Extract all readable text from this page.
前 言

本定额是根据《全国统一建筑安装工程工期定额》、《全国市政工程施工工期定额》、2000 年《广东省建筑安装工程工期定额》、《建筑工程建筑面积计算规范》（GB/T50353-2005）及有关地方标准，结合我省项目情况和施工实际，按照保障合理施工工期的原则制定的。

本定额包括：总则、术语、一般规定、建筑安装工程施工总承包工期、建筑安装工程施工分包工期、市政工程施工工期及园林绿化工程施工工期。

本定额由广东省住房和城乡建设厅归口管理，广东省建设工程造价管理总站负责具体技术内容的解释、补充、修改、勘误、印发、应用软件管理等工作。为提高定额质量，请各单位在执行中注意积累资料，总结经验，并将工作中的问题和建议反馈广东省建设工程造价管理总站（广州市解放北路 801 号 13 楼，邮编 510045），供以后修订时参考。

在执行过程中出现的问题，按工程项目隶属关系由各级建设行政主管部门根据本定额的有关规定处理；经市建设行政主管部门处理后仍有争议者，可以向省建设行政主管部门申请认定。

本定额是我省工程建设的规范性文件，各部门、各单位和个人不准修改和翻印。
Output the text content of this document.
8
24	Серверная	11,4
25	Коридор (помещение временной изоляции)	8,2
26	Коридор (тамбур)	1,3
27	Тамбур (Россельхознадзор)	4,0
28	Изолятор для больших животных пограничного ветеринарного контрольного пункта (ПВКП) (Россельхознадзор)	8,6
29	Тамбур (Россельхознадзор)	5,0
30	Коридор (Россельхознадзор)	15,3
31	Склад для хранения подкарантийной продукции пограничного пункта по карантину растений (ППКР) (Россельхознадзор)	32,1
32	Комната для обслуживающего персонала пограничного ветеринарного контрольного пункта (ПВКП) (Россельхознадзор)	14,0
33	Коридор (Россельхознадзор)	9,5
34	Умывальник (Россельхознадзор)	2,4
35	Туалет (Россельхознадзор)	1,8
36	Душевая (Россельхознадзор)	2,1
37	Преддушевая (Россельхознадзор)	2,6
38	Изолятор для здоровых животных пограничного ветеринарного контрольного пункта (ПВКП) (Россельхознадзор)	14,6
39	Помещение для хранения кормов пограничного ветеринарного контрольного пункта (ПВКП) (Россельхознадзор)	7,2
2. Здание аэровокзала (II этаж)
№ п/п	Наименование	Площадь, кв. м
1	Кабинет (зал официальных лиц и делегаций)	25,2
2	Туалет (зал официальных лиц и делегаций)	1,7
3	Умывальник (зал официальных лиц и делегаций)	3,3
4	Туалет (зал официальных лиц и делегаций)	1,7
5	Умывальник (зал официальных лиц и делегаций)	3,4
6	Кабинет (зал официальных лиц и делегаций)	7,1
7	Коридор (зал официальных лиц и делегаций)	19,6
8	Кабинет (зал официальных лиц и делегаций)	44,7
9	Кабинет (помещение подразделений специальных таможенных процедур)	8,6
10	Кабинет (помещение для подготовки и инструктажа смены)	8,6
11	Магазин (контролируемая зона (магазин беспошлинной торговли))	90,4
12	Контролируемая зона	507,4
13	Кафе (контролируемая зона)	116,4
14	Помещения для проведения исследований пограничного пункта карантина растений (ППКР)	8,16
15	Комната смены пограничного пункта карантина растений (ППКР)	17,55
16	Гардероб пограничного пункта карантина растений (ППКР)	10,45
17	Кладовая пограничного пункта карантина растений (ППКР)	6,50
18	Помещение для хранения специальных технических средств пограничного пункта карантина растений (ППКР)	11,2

What this task involves >> Your task is to repeat every line exactly.

The answer >>
Extract all readable text from this page.
前 言

本定额是根据《全国统一建筑安装工程工期定额》、《全国市政工程施工工期定额》、2000 年《广东省建筑安装工程工期定额》、《建筑工程建筑面积计算规范》（GB/T50353-2005）及有关地方标准，结合我省项目情况和施工实际，按照保障合理施工工期的原则制定的。

本定额包括：总则、术语、一般规定、建筑安装工程施工总承包工期、建筑安装工程施工分包工期、市政工程施工工期及园林绿化工程施工工期。

本定额由广东省住房和城乡建设厅归口管理，广东省建设工程造价管理总站负责具体技术内容的解释、补充、修改、勘误、印发、应用软件管理等工作。为提高定额质量，请各单位在执行中注意积累资料，总结经验，并将工作中的问题和建议反馈广东省建设工程造价管理总站（广州市解放北路 801 号 13 楼，邮编 510045），供以后修订时参考。

在执行过程中出现的问题，按工程项目隶属关系由各级建设行政主管部门根据本定额的有关规定处理；经市建设行政主管部门处理后仍有争议者，可以向省建设行政主管部门申请认定。

本定额是我省工程建设的规范性文件，各部门、各单位和个人不准修改和翻印。
Output the text content of this document.
8
24	Серверная	11,4
25	Коридор (помещение временной изоляции)	8,2
26	Коридор (тамбур)	1,3
27	Тамбур (Россельхознадзор)	4,0
28	Изолятор для больших животных пограничного ветеринарного контрольного пункта (ПВКП) (Россельхознадзор)	8,6
29	Тамбур (Россельхознадзор)	5,0
30	Коридор (Россельхознадзор)	15,3
31	Склад для хранения подкарантийной продукции пограничного пункта по карантину растений (ППКР) (Россельхознадзор)	32,1
32	Комната для обслуживающего персонала пограничного ветеринарного контрольного пункта (ПВКП) (Россельхознадзор)	14,0
33	Коридор (Россельхознадзор)	9,5
34	Умывальник (Россельхознадзор)	2,4
35	Туалет (Россельхознадзор)	1,8
36	Душевая (Россельхознадзор)	2,1
37	Преддушевая (Россельхознадзор)	2,6
38	Изолятор для здоровых животных пограничного ветеринарного контрольного пункта (ПВКП) (Россельхознадзор)	14,6
39	Помещение для хранения кормов пограничного ветеринарного контрольного пункта (ПВКП) (Россельхознадзор)	7,2
2. Здание аэровокзала (II этаж)
№ п/п	Наименование	Площадь, кв. м
1	Кабинет (зал официальных лиц и делегаций)	25,2
2	Туалет (зал официальных лиц и делегаций)	1,7
3	Умывальник (зал официальных лиц и делегаций)	3,3
4	Туалет (зал официальных лиц и делегаций)	1,7
5	Умывальник (зал официальных лиц и делегаций)	3,4
6	Кабинет (зал официальных лиц и делегаций)	7,1
7	Коридор (зал официальных лиц и делегаций)	19,6
8	Кабинет (зал официальных лиц и делегаций)	44,7
9	Кабинет (помещение подразделений специальных таможенных процедур)	8,6
10	Кабинет (помещение для подготовки и инструктажа смены)	8,6
11	Магазин (контролируемая зона (магазин беспошлинной торговли))	90,4
12	Контролируемая зона	507,4
13	Кафе (контролируемая зона)	116,4
14	Помещения для проведения исследований пограничного пункта карантина растений (ППКР)	8,16
15	Комната смены пограничного пункта карантина растений (ППКР)	17,55
16	Гардероб пограничного пункта карантина растений (ППКР)	10,45
17	Кладовая пограничного пункта карантина растений (ППКР)	6,50
18	Помещение для хранения специальных технических средств пограничного пункта карантина растений (ППКР)	11,2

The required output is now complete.